▼

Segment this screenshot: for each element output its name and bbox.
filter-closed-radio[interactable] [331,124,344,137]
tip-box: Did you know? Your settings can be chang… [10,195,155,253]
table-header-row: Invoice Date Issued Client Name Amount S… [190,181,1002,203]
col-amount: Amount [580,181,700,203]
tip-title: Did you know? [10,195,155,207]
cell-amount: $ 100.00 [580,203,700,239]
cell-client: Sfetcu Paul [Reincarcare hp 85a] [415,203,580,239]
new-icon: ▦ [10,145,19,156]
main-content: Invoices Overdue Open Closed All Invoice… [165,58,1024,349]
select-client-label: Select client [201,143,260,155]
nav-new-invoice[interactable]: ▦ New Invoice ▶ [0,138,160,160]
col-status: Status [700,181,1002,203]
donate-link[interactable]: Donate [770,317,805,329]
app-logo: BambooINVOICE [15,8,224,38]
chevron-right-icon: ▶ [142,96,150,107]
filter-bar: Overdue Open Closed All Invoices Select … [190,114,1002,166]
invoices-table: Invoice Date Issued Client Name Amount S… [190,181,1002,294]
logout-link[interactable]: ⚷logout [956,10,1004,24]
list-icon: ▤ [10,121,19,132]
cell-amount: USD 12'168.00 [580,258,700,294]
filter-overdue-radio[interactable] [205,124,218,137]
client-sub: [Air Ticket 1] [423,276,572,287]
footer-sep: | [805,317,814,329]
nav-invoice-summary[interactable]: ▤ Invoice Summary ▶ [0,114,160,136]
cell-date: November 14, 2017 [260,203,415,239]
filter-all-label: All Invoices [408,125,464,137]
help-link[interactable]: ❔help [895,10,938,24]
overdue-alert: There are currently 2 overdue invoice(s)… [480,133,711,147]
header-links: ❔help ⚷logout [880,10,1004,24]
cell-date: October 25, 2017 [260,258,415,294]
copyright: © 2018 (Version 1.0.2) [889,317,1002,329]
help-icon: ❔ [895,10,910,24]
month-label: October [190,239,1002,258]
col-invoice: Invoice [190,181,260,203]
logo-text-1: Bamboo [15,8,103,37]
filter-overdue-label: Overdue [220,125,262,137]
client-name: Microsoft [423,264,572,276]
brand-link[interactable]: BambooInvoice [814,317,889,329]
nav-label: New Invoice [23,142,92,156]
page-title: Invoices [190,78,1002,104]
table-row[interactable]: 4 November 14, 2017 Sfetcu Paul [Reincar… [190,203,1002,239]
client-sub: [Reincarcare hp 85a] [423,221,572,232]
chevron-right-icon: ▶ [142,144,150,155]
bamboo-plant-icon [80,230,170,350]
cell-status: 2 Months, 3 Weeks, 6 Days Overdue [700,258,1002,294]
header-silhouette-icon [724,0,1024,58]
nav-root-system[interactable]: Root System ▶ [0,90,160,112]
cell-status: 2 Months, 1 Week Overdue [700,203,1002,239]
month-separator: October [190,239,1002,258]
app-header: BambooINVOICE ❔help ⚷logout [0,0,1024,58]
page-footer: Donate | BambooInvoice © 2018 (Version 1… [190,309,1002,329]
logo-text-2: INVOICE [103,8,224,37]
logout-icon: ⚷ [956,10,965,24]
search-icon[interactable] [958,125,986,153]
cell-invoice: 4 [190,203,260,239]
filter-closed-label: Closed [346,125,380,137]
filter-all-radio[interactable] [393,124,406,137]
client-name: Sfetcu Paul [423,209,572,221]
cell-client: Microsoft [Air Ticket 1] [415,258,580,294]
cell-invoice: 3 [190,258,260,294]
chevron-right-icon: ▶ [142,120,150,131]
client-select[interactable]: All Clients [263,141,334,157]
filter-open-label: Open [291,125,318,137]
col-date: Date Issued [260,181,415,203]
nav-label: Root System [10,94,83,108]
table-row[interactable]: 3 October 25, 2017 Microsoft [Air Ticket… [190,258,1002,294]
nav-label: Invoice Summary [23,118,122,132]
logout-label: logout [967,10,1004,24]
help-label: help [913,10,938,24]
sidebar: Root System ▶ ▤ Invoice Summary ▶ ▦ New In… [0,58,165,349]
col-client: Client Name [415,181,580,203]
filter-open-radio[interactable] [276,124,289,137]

▲

** EXERCISE DETAILS **
Reproduce the material word for word, starting at its first line and ending at the line that contains "invoices-table: Invoice Date".

** COMPLETE OUTPUT **
Segment this screenshot: for each element output its name and bbox.
filter-closed-radio[interactable] [331,124,344,137]
tip-box: Did you know? Your settings can be chang… [10,195,155,253]
table-header-row: Invoice Date Issued Client Name Amount S… [190,181,1002,203]
col-amount: Amount [580,181,700,203]
tip-title: Did you know? [10,195,155,207]
cell-amount: $ 100.00 [580,203,700,239]
cell-client: Sfetcu Paul [Reincarcare hp 85a] [415,203,580,239]
new-icon: ▦ [10,145,19,156]
main-content: Invoices Overdue Open Closed All Invoice… [165,58,1024,349]
select-client-label: Select client [201,143,260,155]
nav-new-invoice[interactable]: ▦ New Invoice ▶ [0,138,160,160]
col-status: Status [700,181,1002,203]
donate-link[interactable]: Donate [770,317,805,329]
app-logo: BambooINVOICE [15,8,224,38]
chevron-right-icon: ▶ [142,96,150,107]
filter-bar: Overdue Open Closed All Invoices Select … [190,114,1002,166]
invoices-table: Invoice Date Issued Client Name Amount S… [190,181,1002,294]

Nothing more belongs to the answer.